**Provided information**
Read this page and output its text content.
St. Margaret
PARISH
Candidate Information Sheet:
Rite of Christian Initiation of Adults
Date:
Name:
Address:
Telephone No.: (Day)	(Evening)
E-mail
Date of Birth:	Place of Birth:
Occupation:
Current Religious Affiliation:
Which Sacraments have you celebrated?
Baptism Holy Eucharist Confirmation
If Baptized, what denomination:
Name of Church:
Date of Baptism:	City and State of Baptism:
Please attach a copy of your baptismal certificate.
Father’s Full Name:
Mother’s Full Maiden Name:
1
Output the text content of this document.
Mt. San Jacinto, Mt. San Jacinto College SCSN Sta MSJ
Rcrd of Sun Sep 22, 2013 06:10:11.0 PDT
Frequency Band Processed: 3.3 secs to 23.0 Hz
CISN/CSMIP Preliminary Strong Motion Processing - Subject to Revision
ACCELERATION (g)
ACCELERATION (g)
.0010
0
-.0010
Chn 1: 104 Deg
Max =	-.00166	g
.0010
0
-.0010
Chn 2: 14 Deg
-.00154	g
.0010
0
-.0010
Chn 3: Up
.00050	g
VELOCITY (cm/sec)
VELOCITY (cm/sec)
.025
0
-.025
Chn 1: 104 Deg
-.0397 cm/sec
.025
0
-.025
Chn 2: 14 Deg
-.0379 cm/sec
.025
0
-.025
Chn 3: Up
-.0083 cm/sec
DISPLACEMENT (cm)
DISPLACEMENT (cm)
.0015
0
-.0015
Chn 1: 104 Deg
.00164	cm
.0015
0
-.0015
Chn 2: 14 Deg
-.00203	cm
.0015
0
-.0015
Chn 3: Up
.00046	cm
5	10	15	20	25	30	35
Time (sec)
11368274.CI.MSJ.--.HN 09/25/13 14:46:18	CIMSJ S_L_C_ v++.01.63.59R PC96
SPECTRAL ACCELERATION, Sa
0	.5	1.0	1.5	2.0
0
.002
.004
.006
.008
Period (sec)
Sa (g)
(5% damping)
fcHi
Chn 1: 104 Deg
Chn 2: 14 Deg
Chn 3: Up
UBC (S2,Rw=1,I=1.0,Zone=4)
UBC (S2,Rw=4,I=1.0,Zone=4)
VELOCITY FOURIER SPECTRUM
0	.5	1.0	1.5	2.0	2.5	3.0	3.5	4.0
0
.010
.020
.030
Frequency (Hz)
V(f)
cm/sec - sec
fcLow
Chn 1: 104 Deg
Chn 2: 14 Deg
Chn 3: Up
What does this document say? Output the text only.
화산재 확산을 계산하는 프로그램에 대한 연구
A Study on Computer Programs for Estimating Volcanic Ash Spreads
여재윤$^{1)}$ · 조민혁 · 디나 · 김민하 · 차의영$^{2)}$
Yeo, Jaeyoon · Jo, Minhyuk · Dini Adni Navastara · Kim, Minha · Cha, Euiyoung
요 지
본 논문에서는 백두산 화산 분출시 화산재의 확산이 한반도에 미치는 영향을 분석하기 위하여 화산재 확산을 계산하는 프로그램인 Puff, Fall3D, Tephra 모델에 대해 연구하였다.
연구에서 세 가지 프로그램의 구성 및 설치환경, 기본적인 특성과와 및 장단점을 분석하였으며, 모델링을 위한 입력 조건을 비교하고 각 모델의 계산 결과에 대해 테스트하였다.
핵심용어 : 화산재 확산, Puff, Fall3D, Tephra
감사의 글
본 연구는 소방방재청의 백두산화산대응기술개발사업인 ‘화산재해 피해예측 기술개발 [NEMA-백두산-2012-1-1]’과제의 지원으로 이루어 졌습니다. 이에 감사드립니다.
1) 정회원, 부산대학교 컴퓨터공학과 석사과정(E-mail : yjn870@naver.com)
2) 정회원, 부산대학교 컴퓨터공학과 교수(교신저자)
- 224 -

**Task to carry out**
Where a line contains the string "Full", extract that line.

**Expected answer**
Father’s Full Name:
Mother’s Full Maiden Name:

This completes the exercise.